[DATA IN THIS EXERCISE start]

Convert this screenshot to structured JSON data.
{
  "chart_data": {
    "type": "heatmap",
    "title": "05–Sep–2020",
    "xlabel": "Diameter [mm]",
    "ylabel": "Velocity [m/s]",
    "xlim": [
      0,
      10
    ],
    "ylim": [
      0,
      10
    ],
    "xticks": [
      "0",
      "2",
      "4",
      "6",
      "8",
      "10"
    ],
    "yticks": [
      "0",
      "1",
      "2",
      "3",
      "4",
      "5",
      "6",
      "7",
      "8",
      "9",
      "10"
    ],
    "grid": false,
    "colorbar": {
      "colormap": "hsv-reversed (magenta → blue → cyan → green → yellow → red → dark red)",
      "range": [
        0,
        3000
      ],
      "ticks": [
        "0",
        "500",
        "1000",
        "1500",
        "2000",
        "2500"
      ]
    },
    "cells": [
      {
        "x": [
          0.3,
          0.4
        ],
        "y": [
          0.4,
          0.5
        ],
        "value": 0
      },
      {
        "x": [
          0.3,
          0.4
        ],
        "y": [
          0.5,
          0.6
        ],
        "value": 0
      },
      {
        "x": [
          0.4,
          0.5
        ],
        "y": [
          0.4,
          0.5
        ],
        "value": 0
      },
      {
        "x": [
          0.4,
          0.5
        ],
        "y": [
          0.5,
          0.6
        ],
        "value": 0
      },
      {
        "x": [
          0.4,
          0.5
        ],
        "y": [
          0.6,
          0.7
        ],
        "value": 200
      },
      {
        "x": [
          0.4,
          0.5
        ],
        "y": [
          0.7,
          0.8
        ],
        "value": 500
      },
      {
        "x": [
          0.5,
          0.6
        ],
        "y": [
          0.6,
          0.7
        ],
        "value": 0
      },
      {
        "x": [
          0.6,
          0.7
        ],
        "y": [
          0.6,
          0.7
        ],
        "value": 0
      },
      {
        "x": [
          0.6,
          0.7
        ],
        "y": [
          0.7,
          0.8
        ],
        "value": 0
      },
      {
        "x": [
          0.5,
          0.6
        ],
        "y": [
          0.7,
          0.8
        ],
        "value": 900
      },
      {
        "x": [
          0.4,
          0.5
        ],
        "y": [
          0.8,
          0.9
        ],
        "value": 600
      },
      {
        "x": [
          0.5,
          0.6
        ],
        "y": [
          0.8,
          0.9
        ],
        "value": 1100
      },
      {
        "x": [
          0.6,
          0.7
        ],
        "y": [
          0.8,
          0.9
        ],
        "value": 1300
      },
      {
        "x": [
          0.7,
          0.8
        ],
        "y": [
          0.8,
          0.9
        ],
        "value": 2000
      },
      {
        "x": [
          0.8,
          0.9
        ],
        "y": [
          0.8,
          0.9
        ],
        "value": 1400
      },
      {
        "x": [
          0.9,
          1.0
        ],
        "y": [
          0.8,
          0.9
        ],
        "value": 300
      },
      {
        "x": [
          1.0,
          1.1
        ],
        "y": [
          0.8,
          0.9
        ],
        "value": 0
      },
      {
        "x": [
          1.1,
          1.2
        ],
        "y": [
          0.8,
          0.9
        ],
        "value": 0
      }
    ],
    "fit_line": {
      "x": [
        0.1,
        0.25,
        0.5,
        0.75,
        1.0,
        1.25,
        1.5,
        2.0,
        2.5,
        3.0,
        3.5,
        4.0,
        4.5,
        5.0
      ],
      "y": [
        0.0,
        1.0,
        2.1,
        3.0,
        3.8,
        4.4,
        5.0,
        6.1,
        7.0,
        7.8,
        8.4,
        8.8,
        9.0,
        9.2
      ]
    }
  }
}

[DATA IN THIS EXERCISE end]

**REQUIRED TASK:**
Restate the listing in full, word for word.

**SOLUTION BELOW:**
Convert this screenshot to structured JSON data.
{
  "chart_data": {
    "type": "heatmap",
    "title": "05–Sep–2020",
    "xlabel": "Diameter [mm]",
    "ylabel": "Velocity [m/s]",
    "xlim": [
      0,
      10
    ],
    "ylim": [
      0,
      10
    ],
    "xticks": [
      "0",
      "2",
      "4",
      "6",
      "8",
      "10"
    ],
    "yticks": [
      "0",
      "1",
      "2",
      "3",
      "4",
      "5",
      "6",
      "7",
      "8",
      "9",
      "10"
    ],
    "grid": false,
    "colorbar": {
      "colormap": "hsv-reversed (magenta → blue → cyan → green → yellow → red → dark red)",
      "range": [
        0,
        3000
      ],
      "ticks": [
        "0",
        "500",
        "1000",
        "1500",
        "2000",
        "2500"
      ]
    },
    "cells": [
      {
        "x": [
          0.3,
          0.4
        ],
        "y": [
          0.4,
          0.5
        ],
        "value": 0
      },
      {
        "x": [
          0.3,
          0.4
        ],
        "y": [
          0.5,
          0.6
        ],
        "value": 0
      },
      {
        "x": [
          0.4,
          0.5
        ],
        "y": [
          0.4,
          0.5
        ],
        "value": 0
      },
      {
        "x": [
          0.4,
          0.5
        ],
        "y": [
          0.5,
          0.6
        ],
        "value": 0
      },
      {
        "x": [
          0.4,
          0.5
        ],
        "y": [
          0.6,
          0.7
        ],
        "value": 200
      },
      {
        "x": [
          0.4,
          0.5
        ],
        "y": [
          0.7,
          0.8
        ],
        "value": 500
      },
      {
        "x": [
          0.5,
          0.6
        ],
        "y": [
          0.6,
          0.7
        ],
        "value": 0
      },
      {
        "x": [
          0.6,
          0.7
        ],
        "y": [
          0.6,
          0.7
        ],
        "value": 0
      },
      {
        "x": [
          0.6,
          0.7
        ],
        "y": [
          0.7,
          0.8
        ],
        "value": 0
      },
      {
        "x": [
          0.5,
          0.6
        ],
        "y": [
          0.7,
          0.8
        ],
        "value": 900
      },
      {
        "x": [
          0.4,
          0.5
        ],
        "y": [
          0.8,
          0.9
        ],
        "value": 600
      },
      {
        "x": [
          0.5,
          0.6
        ],
        "y": [
          0.8,
          0.9
        ],
        "value": 1100
      },
      {
        "x": [
          0.6,
          0.7
        ],
        "y": [
          0.8,
          0.9
        ],
        "value": 1300
      },
      {
        "x": [
          0.7,
          0.8
        ],
        "y": [
          0.8,
          0.9
        ],
        "value": 2000
      },
      {
        "x": [
          0.8,
          0.9
        ],
        "y": [
          0.8,
          0.9
        ],
        "value": 1400
      },
      {
        "x": [
          0.9,
          1.0
        ],
        "y": [
          0.8,
          0.9
        ],
        "value": 300
      },
      {
        "x": [
          1.0,
          1.1
        ],
        "y": [
          0.8,
          0.9
        ],
        "value": 0
      },
      {
        "x": [
          1.1,
          1.2
        ],
        "y": [
          0.8,
          0.9
        ],
        "value": 0
      }
    ],
    "fit_line": {
      "x": [
        0.1,
        0.25,
        0.5,
        0.75,
        1.0,
        1.25,
        1.5,
        2.0,
        2.5,
        3.0,
        3.5,
        4.0,
        4.5,
        5.0
      ],
      "y": [
        0.0,
        1.0,
        2.1,
        3.0,
        3.8,
        4.4,
        5.0,
        6.1,
        7.0,
        7.8,
        8.4,
        8.8,
        9.0,
        9.2
      ]
    }
  }
}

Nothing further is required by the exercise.